TASK DIRECTIONS: Pick out the lines containing "муниципальных".

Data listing
:::

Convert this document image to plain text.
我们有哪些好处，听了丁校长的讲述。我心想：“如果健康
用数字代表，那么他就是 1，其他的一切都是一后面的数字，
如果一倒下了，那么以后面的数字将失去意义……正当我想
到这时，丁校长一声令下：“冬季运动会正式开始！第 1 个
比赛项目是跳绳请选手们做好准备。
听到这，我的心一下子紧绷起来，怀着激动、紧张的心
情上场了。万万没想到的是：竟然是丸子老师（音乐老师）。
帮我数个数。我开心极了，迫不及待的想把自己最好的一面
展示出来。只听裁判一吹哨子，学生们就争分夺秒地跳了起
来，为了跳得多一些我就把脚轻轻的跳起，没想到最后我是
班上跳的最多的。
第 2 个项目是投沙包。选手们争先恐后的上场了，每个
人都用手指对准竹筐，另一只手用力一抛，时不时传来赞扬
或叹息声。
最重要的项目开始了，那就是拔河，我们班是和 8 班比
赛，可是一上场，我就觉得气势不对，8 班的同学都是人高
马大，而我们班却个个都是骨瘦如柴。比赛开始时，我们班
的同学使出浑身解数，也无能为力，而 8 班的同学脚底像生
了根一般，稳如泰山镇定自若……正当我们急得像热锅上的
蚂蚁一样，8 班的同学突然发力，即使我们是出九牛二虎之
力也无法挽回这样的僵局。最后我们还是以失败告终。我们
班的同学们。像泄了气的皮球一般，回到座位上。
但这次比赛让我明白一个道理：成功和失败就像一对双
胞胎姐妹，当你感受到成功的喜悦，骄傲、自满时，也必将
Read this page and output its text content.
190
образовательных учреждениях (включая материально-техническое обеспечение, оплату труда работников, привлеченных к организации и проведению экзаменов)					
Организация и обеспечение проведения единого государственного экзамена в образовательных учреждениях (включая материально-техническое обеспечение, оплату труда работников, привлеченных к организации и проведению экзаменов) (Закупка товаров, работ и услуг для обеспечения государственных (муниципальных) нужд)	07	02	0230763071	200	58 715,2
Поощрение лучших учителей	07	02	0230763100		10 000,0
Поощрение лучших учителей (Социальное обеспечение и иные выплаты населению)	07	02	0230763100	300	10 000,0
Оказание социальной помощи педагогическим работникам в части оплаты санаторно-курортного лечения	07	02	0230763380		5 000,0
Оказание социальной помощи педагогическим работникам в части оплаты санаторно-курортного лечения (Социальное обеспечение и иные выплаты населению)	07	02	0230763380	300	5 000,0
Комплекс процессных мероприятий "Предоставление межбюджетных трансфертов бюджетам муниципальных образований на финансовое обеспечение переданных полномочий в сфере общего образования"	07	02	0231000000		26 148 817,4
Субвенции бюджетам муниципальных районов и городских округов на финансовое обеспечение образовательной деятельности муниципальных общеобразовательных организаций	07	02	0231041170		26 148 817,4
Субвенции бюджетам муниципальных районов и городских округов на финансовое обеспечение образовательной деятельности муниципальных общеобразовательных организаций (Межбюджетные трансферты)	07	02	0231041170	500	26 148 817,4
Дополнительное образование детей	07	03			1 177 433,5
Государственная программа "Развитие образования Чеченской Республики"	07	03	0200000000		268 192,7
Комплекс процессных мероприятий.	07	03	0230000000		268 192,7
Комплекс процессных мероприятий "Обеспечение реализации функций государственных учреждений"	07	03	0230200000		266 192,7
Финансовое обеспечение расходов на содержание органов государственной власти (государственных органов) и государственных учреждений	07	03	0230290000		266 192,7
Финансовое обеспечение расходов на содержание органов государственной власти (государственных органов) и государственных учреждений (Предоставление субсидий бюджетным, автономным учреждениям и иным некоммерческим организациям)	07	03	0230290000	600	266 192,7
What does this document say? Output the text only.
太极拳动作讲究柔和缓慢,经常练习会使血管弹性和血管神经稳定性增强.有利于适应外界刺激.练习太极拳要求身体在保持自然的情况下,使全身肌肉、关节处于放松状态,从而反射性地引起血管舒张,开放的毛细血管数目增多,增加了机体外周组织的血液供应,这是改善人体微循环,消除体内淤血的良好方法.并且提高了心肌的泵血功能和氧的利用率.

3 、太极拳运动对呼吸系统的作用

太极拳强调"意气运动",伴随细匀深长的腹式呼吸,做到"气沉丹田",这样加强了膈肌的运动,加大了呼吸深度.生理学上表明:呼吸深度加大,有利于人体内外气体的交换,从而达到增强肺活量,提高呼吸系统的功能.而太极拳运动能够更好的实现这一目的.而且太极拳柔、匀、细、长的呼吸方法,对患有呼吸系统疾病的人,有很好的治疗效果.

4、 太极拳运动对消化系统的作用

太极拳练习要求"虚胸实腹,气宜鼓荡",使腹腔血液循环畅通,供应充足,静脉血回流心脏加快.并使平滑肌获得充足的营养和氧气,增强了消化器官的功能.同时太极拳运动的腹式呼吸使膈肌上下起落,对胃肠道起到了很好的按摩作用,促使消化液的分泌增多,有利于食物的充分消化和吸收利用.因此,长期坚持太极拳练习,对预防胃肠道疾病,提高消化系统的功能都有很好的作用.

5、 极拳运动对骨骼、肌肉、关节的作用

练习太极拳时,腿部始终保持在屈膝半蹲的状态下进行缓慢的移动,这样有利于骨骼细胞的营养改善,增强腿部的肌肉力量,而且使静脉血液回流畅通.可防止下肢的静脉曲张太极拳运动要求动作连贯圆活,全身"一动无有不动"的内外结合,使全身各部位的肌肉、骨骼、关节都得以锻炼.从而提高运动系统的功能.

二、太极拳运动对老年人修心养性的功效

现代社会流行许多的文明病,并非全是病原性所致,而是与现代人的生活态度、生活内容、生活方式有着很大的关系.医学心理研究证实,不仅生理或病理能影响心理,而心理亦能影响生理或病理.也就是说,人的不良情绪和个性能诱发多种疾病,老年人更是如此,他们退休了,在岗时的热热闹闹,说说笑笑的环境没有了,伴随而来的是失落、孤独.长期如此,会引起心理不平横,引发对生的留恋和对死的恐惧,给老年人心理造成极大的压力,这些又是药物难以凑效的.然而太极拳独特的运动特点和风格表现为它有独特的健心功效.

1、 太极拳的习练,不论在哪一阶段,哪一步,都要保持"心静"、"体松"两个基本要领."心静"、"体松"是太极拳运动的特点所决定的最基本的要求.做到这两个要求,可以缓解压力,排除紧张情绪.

:::

THE ANSWER:
Организация и обеспечение проведения единого государственного экзамена в образовательных учреждениях (включая материально-техническое обеспечение, оплату труда работников, привлеченных к организации и проведению экзаменов) (Закупка товаров, работ и услуг для обеспечения государственных (муниципальных) нужд)	07	02	0230763071	200	58 715,2
Комплекс процессных мероприятий "Предоставление межбюджетных трансфертов бюджетам муниципальных образований на финансовое обеспечение переданных полномочий в сфере общего образования"	07	02	0231000000		26 148 817,4
Субвенции бюджетам муниципальных районов и городских округов на финансовое обеспечение образовательной деятельности муниципальных общеобразовательных организаций	07	02	0231041170		26 148 817,4
Субвенции бюджетам муниципальных районов и городских округов на финансовое обеспечение образовательной деятельности муниципальных общеобразовательных организаций (Межбюджетные трансферты)	07	02	0231041170	500	26 148 817,4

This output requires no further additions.